Output the material word for word. Leave each picture out.

Provided information>
┏━━
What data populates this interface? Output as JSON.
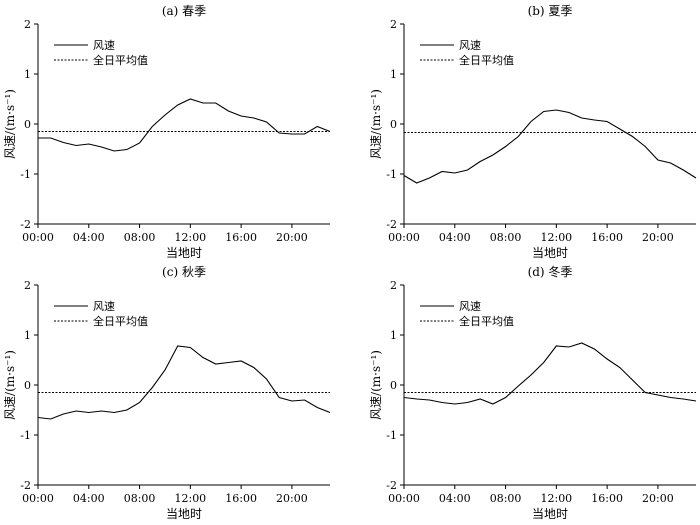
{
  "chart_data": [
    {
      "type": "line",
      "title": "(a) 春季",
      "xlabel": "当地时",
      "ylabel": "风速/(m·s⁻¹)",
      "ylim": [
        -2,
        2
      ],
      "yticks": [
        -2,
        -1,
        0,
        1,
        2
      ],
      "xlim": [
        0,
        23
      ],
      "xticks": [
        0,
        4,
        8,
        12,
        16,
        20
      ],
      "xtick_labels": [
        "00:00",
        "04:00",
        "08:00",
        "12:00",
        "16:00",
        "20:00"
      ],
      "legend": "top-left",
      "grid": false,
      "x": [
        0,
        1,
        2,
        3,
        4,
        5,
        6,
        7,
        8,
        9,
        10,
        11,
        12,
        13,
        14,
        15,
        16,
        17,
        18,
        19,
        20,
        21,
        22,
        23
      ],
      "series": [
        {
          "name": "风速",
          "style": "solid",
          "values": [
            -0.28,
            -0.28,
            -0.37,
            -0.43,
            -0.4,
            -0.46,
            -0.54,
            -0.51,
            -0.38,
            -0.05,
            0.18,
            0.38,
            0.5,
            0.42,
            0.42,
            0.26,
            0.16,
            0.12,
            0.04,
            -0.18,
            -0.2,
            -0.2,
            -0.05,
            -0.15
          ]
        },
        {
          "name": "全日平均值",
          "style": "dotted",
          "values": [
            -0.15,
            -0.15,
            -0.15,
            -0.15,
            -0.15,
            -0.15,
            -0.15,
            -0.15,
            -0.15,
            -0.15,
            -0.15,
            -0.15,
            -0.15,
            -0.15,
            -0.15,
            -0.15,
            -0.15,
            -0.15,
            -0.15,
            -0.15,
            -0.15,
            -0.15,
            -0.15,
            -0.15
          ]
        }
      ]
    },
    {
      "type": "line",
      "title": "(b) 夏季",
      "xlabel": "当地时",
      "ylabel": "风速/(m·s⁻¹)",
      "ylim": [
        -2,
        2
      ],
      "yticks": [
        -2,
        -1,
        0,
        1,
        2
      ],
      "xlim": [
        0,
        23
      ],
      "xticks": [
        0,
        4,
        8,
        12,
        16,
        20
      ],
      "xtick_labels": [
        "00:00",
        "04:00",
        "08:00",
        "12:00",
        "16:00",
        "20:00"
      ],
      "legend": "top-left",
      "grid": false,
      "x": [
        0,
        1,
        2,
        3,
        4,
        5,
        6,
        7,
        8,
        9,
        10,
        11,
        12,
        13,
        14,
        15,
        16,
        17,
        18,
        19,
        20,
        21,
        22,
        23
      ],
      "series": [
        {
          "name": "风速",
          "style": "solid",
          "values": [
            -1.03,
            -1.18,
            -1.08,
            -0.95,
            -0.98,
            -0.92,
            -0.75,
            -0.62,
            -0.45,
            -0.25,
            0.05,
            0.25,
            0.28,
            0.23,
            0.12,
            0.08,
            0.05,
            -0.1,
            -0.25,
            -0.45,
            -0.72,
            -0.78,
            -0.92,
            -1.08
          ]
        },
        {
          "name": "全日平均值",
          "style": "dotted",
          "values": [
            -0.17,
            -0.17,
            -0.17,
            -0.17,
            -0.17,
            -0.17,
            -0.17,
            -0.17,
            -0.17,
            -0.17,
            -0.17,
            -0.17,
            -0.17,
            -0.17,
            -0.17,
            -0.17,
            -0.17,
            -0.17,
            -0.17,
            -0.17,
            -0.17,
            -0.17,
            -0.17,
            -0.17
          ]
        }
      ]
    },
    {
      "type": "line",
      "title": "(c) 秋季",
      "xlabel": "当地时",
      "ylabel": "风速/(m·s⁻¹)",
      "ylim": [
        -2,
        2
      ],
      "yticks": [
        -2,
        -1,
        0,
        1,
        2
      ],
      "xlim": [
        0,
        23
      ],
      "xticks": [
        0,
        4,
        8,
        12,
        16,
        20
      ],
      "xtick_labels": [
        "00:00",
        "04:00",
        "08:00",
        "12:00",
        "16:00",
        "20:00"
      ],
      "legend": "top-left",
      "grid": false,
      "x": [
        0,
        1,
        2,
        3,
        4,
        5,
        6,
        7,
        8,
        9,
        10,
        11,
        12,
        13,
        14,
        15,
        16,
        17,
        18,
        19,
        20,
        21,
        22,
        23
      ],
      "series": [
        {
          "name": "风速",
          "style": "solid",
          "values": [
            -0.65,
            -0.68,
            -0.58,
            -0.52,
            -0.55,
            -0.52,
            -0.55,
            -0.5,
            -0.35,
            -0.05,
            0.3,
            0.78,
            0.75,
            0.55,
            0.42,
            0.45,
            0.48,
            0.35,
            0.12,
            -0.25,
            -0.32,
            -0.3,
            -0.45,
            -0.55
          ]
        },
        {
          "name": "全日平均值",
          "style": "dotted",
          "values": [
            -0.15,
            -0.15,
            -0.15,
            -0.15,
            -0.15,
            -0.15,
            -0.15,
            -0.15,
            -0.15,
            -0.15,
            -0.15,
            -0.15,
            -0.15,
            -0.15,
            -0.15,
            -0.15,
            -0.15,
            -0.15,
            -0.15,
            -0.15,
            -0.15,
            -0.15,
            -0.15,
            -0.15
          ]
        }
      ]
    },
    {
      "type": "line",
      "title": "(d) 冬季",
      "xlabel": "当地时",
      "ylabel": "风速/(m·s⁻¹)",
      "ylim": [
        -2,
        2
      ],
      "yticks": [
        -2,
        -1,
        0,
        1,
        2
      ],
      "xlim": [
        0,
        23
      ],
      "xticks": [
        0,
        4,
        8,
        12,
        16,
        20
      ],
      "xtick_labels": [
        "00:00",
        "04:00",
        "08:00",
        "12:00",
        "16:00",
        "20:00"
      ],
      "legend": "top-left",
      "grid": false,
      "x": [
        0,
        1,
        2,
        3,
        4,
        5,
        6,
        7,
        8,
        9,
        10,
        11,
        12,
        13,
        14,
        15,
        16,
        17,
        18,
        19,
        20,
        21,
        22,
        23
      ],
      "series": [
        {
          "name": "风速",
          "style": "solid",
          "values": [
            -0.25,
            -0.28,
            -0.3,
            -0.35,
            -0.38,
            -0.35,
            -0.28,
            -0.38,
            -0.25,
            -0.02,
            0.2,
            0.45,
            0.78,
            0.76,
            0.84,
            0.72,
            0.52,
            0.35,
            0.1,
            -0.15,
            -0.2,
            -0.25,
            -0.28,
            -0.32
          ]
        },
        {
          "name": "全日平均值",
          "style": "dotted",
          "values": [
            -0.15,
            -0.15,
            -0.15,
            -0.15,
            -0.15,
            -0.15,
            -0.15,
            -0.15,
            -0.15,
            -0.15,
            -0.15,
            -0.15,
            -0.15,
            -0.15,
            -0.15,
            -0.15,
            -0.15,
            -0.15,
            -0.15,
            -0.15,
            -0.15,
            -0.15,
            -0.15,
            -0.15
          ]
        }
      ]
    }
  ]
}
┗━━
Answer below>
What data populates this interface? Output as JSON.
{
  "chart_data": [
    {
      "type": "line",
      "title": "(a) 春季",
      "xlabel": "当地时",
      "ylabel": "风速/(m·s⁻¹)",
      "ylim": [
        -2,
        2
      ],
      "yticks": [
        -2,
        -1,
        0,
        1,
        2
      ],
      "xlim": [
        0,
        23
      ],
      "xticks": [
        0,
        4,
        8,
        12,
        16,
        20
      ],
      "xtick_labels": [
        "00:00",
        "04:00",
        "08:00",
        "12:00",
        "16:00",
        "20:00"
      ],
      "legend": "top-left",
      "grid": false,
      "x": [
        0,
        1,
        2,
        3,
        4,
        5,
        6,
        7,
        8,
        9,
        10,
        11,
        12,
        13,
        14,
        15,
        16,
        17,
        18,
        19,
        20,
        21,
        22,
        23
      ],
      "series": [
        {
          "name": "风速",
          "style": "solid",
          "values": [
            -0.28,
            -0.28,
            -0.37,
            -0.43,
            -0.4,
            -0.46,
            -0.54,
            -0.51,
            -0.38,
            -0.05,
            0.18,
            0.38,
            0.5,
            0.42,
            0.42,
            0.26,
            0.16,
            0.12,
            0.04,
            -0.18,
            -0.2,
            -0.2,
            -0.05,
            -0.15
          ]
        },
        {
          "name": "全日平均值",
          "style": "dotted",
          "values": [
            -0.15,
            -0.15,
            -0.15,
            -0.15,
            -0.15,
            -0.15,
            -0.15,
            -0.15,
            -0.15,
            -0.15,
            -0.15,
            -0.15,
            -0.15,
            -0.15,
            -0.15,
            -0.15,
            -0.15,
            -0.15,
            -0.15,
            -0.15,
            -0.15,
            -0.15,
            -0.15,
            -0.15
          ]
        }
      ]
    },
    {
      "type": "line",
      "title": "(b) 夏季",
      "xlabel": "当地时",
      "ylabel": "风速/(m·s⁻¹)",
      "ylim": [
        -2,
        2
      ],
      "yticks": [
        -2,
        -1,
        0,
        1,
        2
      ],
      "xlim": [
        0,
        23
      ],
      "xticks": [
        0,
        4,
        8,
        12,
        16,
        20
      ],
      "xtick_labels": [
        "00:00",
        "04:00",
        "08:00",
        "12:00",
        "16:00",
        "20:00"
      ],
      "legend": "top-left",
      "grid": false,
      "x": [
        0,
        1,
        2,
        3,
        4,
        5,
        6,
        7,
        8,
        9,
        10,
        11,
        12,
        13,
        14,
        15,
        16,
        17,
        18,
        19,
        20,
        21,
        22,
        23
      ],
      "series": [
        {
          "name": "风速",
          "style": "solid",
          "values": [
            -1.03,
            -1.18,
            -1.08,
            -0.95,
            -0.98,
            -0.92,
            -0.75,
            -0.62,
            -0.45,
            -0.25,
            0.05,
            0.25,
            0.28,
            0.23,
            0.12,
            0.08,
            0.05,
            -0.1,
            -0.25,
            -0.45,
            -0.72,
            -0.78,
            -0.92,
            -1.08
          ]
        },
        {
          "name": "全日平均值",
          "style": "dotted",
          "values": [
            -0.17,
            -0.17,
            -0.17,
            -0.17,
            -0.17,
            -0.17,
            -0.17,
            -0.17,
            -0.17,
            -0.17,
            -0.17,
            -0.17,
            -0.17,
            -0.17,
            -0.17,
            -0.17,
            -0.17,
            -0.17,
            -0.17,
            -0.17,
            -0.17,
            -0.17,
            -0.17,
            -0.17
          ]
        }
      ]
    },
    {
      "type": "line",
      "title": "(c) 秋季",
      "xlabel": "当地时",
      "ylabel": "风速/(m·s⁻¹)",
      "ylim": [
        -2,
        2
      ],
      "yticks": [
        -2,
        -1,
        0,
        1,
        2
      ],
      "xlim": [
        0,
        23
      ],
      "xticks": [
        0,
        4,
        8,
        12,
        16,
        20
      ],
      "xtick_labels": [
        "00:00",
        "04:00",
        "08:00",
        "12:00",
        "16:00",
        "20:00"
      ],
      "legend": "top-left",
      "grid": false,
      "x": [
        0,
        1,
        2,
        3,
        4,
        5,
        6,
        7,
        8,
        9,
        10,
        11,
        12,
        13,
        14,
        15,
        16,
        17,
        18,
        19,
        20,
        21,
        22,
        23
      ],
      "series": [
        {
          "name": "风速",
          "style": "solid",
          "values": [
            -0.65,
            -0.68,
            -0.58,
            -0.52,
            -0.55,
            -0.52,
            -0.55,
            -0.5,
            -0.35,
            -0.05,
            0.3,
            0.78,
            0.75,
            0.55,
            0.42,
            0.45,
            0.48,
            0.35,
            0.12,
            -0.25,
            -0.32,
            -0.3,
            -0.45,
            -0.55
          ]
        },
        {
          "name": "全日平均值",
          "style": "dotted",
          "values": [
            -0.15,
            -0.15,
            -0.15,
            -0.15,
            -0.15,
            -0.15,
            -0.15,
            -0.15,
            -0.15,
            -0.15,
            -0.15,
            -0.15,
            -0.15,
            -0.15,
            -0.15,
            -0.15,
            -0.15,
            -0.15,
            -0.15,
            -0.15,
            -0.15,
            -0.15,
            -0.15,
            -0.15
          ]
        }
      ]
    },
    {
      "type": "line",
      "title": "(d) 冬季",
      "xlabel": "当地时",
      "ylabel": "风速/(m·s⁻¹)",
      "ylim": [
        -2,
        2
      ],
      "yticks": [
        -2,
        -1,
        0,
        1,
        2
      ],
      "xlim": [
        0,
        23
      ],
      "xticks": [
        0,
        4,
        8,
        12,
        16,
        20
      ],
      "xtick_labels": [
        "00:00",
        "04:00",
        "08:00",
        "12:00",
        "16:00",
        "20:00"
      ],
      "legend": "top-left",
      "grid": false,
      "x": [
        0,
        1,
        2,
        3,
        4,
        5,
        6,
        7,
        8,
        9,
        10,
        11,
        12,
        13,
        14,
        15,
        16,
        17,
        18,
        19,
        20,
        21,
        22,
        23
      ],
      "series": [
        {
          "name": "风速",
          "style": "solid",
          "values": [
            -0.25,
            -0.28,
            -0.3,
            -0.35,
            -0.38,
            -0.35,
            -0.28,
            -0.38,
            -0.25,
            -0.02,
            0.2,
            0.45,
            0.78,
            0.76,
            0.84,
            0.72,
            0.52,
            0.35,
            0.1,
            -0.15,
            -0.2,
            -0.25,
            -0.28,
            -0.32
          ]
        },
        {
          "name": "全日平均值",
          "style": "dotted",
          "values": [
            -0.15,
            -0.15,
            -0.15,
            -0.15,
            -0.15,
            -0.15,
            -0.15,
            -0.15,
            -0.15,
            -0.15,
            -0.15,
            -0.15,
            -0.15,
            -0.15,
            -0.15,
            -0.15,
            -0.15,
            -0.15,
            -0.15,
            -0.15,
            -0.15,
            -0.15,
            -0.15,
            -0.15
          ]
        }
      ]
    }
  ]
}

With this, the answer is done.